SOURCE DOCUMENT
## Multi-level perceptron

An MLP is composed of one (passthrough) input layer, one or more layers of TLUs, called hidden layers, and one final layer of TLUs called the output layer. The layers close to the input layer are usually called the lower layers, and the ones close to the outputs are usually called the upper layers. Every layer except the output layer includes a bias neuron and is fully connected to the next layer.

In [18]:
from tensorflow import keras
import tensorflow as tf 
from tensorflow.keras.datasets import fashion_mnist

In [9]:
fashion_mnist = fashion_mnist
(X_train_full, y_train_full), (X_test, y_test) = fashion_mnist.load_data()

In [11]:
X_train_full.shape

(60000, 28, 28)

In [13]:
X_train_full.dtype

dtype('uint8')

In [14]:
X_valid, X_train = X_train_full[:5000] /255.0 , X_train_full[5000:]/255.0
y_valid, y_train = y_train_full[:5000], y_train_full[5000:]


In [15]:
class_names = ["T-shirt/top", "Trouser", "Pullover", "Dress", "Coat","Sandal", "Shirt", "Sneaker", "Bag", "Ankle boot"]

In [24]:
from tensorflow.keras.models import Sequential
from tensorflow.keras.layers import Flatten, Dense

model = Sequential([
    Flatten(input_shape=[28,28]),
    Dense(300, activation="relu"),
    Dense(100, activation="relu"),
    Dense(10, activation="softmax")

STORED ROWS
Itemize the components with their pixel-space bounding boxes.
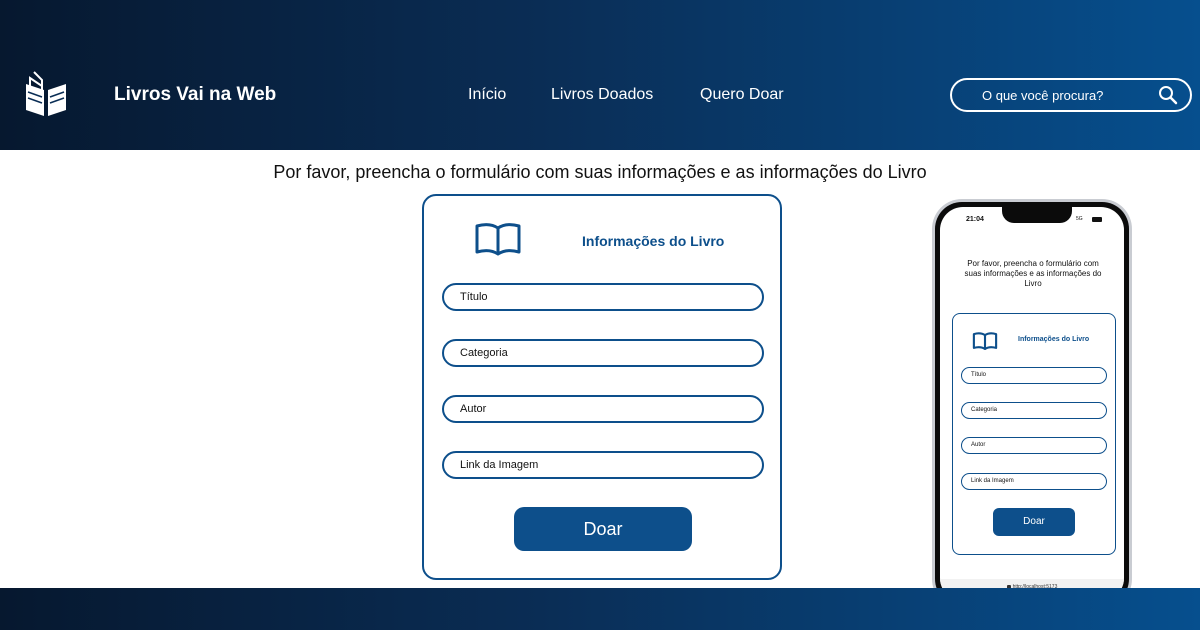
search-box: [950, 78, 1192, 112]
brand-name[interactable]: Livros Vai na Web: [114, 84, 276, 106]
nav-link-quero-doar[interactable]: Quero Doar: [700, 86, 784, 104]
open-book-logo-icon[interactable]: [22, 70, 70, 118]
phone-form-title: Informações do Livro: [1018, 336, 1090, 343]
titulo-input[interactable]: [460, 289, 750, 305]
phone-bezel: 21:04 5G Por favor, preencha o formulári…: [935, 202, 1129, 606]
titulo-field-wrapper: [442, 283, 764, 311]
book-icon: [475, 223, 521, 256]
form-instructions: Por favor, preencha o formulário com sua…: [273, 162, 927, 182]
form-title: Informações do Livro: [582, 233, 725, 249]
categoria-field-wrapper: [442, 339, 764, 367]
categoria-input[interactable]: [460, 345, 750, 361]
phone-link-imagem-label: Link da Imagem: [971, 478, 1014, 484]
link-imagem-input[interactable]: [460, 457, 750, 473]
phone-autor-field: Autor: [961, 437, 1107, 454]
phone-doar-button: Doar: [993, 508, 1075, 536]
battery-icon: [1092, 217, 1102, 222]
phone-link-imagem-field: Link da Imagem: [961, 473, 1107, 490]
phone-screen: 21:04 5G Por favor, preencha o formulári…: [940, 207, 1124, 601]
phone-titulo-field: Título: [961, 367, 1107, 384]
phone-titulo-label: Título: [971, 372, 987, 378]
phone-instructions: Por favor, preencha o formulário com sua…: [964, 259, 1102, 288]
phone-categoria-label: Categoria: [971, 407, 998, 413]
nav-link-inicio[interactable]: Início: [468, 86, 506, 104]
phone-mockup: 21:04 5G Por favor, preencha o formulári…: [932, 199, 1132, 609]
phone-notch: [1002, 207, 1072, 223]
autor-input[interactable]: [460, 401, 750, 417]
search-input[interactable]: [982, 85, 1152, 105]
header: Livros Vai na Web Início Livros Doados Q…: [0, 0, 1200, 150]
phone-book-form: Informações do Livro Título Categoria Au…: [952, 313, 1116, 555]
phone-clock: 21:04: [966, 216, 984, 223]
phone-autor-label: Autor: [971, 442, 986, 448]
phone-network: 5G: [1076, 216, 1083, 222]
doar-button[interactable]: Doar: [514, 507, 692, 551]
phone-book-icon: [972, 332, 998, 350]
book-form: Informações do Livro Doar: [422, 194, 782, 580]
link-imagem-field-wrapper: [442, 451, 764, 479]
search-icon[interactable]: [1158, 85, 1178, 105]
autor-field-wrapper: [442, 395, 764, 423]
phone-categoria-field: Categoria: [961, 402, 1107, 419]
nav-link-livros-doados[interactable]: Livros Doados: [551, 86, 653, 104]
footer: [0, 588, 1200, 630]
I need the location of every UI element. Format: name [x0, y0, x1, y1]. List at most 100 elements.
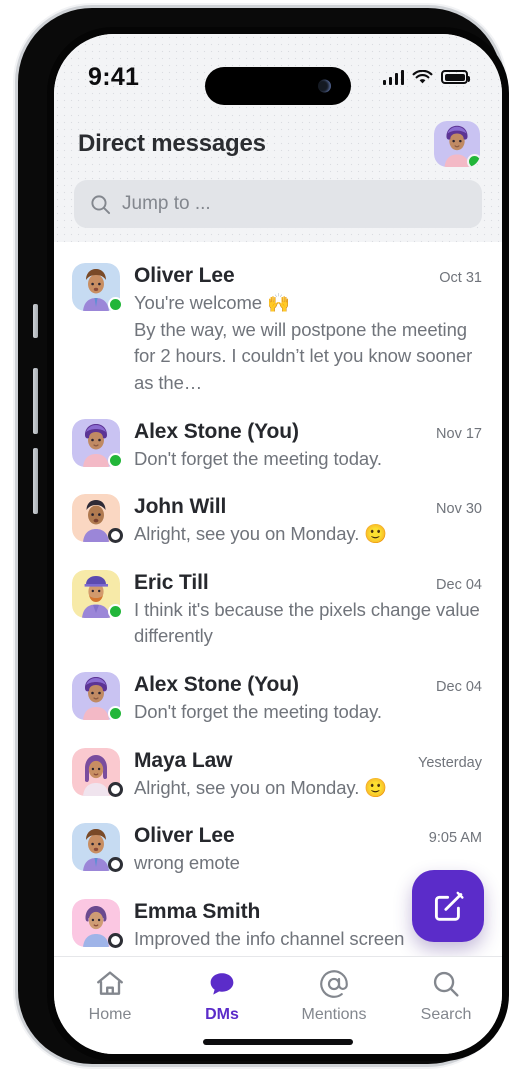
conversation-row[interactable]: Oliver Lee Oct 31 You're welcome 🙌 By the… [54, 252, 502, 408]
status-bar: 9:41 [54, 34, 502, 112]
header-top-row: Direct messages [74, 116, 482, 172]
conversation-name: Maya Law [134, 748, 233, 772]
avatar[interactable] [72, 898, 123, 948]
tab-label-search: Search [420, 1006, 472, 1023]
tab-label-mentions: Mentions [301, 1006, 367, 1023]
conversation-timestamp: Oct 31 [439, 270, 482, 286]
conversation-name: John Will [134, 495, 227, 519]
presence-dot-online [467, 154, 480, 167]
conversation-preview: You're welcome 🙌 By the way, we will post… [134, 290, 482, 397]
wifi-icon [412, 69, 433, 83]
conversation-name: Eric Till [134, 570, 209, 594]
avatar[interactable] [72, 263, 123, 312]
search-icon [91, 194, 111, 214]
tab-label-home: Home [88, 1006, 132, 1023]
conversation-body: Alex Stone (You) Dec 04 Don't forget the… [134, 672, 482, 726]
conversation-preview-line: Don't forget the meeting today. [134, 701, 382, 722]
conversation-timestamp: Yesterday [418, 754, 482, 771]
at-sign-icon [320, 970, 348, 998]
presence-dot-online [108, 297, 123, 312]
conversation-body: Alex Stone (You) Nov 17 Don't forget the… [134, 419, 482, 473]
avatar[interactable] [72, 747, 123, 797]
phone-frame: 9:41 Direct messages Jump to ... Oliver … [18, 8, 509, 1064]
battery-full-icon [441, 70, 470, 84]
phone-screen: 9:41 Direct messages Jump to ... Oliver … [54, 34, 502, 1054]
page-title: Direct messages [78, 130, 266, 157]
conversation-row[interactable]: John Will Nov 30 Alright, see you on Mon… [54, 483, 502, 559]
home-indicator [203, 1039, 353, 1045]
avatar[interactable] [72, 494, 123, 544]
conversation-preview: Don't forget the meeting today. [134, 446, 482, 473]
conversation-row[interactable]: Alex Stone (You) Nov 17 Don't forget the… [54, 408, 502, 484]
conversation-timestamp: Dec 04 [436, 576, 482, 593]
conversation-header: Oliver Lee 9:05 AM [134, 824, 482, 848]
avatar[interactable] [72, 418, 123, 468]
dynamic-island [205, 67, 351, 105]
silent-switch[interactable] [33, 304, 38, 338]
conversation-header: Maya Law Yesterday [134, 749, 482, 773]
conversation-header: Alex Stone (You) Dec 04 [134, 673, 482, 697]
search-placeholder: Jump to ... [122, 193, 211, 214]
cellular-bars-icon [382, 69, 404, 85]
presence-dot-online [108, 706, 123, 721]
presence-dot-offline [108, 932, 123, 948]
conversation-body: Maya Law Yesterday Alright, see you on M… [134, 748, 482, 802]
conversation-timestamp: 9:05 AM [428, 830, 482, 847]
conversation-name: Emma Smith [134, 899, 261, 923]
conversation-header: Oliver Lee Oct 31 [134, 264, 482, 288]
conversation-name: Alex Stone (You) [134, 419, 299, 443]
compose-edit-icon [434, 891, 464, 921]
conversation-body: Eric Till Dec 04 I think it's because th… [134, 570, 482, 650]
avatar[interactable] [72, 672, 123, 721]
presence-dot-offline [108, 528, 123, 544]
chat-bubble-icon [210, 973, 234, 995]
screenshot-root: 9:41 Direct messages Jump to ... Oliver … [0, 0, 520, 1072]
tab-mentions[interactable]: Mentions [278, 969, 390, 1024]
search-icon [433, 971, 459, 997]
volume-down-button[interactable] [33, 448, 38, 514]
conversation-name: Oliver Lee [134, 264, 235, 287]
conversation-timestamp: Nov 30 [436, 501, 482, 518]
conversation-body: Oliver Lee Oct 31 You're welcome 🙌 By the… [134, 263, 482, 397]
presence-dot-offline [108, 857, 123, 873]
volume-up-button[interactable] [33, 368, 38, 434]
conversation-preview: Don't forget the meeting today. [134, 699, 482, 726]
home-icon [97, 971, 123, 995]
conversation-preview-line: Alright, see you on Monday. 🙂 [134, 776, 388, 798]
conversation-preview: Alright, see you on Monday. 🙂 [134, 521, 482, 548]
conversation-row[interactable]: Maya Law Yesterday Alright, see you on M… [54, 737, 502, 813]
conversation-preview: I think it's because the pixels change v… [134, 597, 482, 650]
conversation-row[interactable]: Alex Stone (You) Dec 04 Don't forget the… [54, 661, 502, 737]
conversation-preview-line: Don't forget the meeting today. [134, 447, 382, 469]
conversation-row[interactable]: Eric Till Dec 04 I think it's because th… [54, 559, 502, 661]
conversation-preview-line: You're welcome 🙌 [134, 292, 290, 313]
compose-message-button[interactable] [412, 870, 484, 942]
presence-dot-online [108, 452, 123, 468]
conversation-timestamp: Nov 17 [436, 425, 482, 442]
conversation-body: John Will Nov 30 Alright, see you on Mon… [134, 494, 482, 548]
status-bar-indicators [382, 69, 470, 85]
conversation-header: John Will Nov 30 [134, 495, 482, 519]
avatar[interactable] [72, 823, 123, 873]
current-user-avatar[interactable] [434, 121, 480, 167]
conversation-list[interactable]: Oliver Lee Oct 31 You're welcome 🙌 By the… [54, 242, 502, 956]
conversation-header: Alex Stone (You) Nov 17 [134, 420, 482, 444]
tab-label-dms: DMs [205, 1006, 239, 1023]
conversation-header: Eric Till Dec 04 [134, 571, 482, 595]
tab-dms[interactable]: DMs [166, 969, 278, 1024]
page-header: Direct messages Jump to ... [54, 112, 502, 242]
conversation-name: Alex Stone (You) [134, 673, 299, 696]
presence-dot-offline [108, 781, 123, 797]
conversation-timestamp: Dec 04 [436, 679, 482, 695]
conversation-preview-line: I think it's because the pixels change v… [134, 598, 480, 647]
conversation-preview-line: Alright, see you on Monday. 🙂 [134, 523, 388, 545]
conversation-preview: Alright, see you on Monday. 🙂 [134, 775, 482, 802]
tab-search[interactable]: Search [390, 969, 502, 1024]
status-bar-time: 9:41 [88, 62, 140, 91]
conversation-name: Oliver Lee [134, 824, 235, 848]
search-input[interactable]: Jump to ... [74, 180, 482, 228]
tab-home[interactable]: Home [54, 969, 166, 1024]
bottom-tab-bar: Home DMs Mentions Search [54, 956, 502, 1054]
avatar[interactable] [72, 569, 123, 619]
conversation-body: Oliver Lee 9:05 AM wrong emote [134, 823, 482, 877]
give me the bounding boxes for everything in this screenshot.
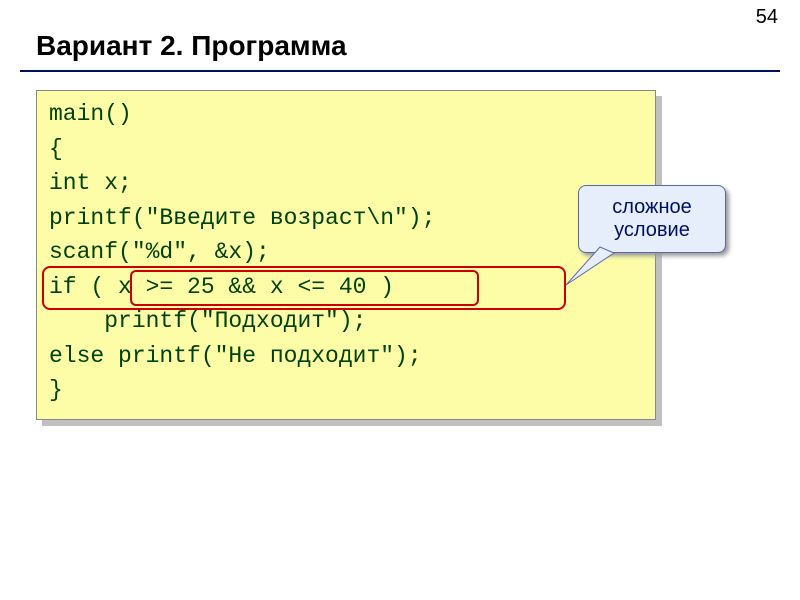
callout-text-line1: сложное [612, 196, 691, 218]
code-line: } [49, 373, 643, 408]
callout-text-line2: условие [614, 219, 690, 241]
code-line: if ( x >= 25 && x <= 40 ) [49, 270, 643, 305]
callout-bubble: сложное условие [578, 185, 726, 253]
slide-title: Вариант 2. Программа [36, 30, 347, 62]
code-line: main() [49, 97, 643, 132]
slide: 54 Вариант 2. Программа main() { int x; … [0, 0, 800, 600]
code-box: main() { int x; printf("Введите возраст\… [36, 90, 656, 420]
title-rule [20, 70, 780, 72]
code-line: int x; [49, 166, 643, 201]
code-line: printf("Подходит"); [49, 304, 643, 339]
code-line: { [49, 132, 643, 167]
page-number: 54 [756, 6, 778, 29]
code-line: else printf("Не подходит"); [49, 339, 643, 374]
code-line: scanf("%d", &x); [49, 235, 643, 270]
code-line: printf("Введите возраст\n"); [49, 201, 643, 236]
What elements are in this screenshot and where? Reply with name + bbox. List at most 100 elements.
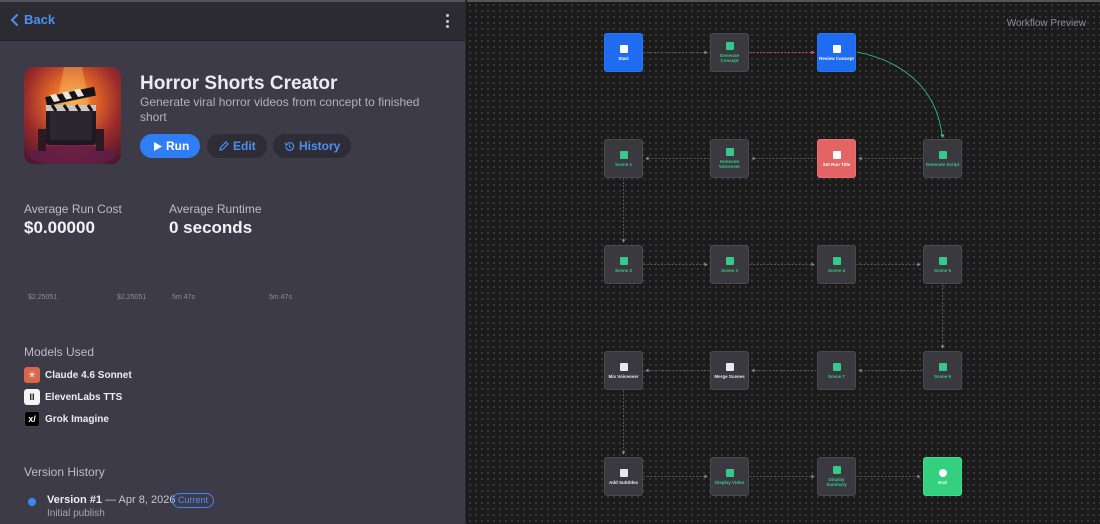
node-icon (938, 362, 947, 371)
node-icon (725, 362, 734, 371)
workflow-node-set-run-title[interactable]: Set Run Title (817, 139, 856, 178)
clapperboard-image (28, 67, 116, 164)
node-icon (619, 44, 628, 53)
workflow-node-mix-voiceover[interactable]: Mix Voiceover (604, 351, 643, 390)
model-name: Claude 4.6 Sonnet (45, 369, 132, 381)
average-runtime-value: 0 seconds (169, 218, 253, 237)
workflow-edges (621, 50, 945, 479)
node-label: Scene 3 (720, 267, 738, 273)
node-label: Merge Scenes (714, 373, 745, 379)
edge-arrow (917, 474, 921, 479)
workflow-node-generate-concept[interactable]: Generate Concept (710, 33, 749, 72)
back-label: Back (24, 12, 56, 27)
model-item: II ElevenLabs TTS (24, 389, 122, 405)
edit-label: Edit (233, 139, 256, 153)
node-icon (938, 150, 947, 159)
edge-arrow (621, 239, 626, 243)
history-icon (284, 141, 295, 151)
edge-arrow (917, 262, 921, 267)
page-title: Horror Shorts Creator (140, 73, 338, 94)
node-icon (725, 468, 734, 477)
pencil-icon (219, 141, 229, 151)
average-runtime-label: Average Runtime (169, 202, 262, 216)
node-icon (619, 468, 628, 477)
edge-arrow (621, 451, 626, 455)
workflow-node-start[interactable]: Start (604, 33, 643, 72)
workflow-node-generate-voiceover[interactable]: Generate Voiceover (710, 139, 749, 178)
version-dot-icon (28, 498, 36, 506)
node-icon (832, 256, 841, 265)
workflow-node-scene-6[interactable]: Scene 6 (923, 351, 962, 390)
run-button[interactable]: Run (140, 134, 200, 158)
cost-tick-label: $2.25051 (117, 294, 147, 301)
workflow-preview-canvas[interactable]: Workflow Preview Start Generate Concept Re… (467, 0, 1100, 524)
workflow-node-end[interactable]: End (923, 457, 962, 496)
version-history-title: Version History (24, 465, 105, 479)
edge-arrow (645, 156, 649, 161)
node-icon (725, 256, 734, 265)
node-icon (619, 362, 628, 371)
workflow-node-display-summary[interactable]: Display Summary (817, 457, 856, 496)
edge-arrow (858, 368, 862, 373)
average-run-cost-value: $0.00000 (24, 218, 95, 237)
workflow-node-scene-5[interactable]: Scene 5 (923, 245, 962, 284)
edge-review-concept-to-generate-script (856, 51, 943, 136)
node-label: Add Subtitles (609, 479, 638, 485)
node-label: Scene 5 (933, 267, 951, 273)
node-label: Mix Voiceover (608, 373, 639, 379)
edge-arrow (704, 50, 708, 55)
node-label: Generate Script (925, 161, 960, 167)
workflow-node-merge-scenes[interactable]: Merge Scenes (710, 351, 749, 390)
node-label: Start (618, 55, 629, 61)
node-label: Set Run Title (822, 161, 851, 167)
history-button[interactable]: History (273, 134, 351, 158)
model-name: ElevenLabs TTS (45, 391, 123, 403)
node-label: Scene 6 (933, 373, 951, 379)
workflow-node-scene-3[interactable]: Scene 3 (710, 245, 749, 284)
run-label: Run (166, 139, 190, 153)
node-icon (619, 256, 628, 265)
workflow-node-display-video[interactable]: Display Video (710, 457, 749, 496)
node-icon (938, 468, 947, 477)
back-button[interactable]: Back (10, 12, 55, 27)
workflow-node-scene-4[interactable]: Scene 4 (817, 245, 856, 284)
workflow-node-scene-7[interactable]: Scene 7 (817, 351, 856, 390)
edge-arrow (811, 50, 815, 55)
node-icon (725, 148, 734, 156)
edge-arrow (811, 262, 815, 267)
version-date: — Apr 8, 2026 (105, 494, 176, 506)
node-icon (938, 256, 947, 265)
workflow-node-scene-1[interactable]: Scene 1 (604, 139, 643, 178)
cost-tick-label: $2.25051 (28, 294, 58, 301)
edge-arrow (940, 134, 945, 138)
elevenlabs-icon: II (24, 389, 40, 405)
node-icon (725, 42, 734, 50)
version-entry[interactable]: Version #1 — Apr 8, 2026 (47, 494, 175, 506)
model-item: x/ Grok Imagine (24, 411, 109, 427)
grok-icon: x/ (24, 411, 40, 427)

TO DO
1. Turn the paragraph of the multi-level perceptron text that begins "An MLP is composed of" into a short list that keeps its main facts.
2. From the records, reproduce the part that opens with the line containing "node-icon (938, 362, 947, 371)" and closes with the line containing "workflow-node-generate-concept[interactable]: Generate Concept", including both of those lines.

WORKED SOLUTIONS
1.
- An MLP has one passthrough input layer, one or more hidden layers of TLUs, and a final output layer of TLUs.
- Layers near the input are usually called lower layers. Layers near the outputs are usually called upper layers.
- Every layer except the output layer includes a bias neuron and is fully connected to the next layer.

2.
node-icon (938, 362, 947, 371)
node-icon (725, 362, 734, 371)
workflow-node-set-run-title[interactable]: Set Run Title (817, 139, 856, 178)
clapperboard-image (28, 67, 116, 164)
node-icon (619, 44, 628, 53)
workflow-node-mix-voiceover[interactable]: Mix Voiceover (604, 351, 643, 390)
model-name: Claude 4.6 Sonnet (45, 369, 132, 381)
average-runtime-value: 0 seconds (169, 218, 253, 237)
workflow-edges (621, 50, 945, 479)
node-label: Scene 3 (720, 267, 738, 273)
node-label: Merge Scenes (714, 373, 745, 379)
edge-arrow (917, 474, 921, 479)
workflow-node-generate-concept[interactable]: Generate Concept (710, 33, 749, 72)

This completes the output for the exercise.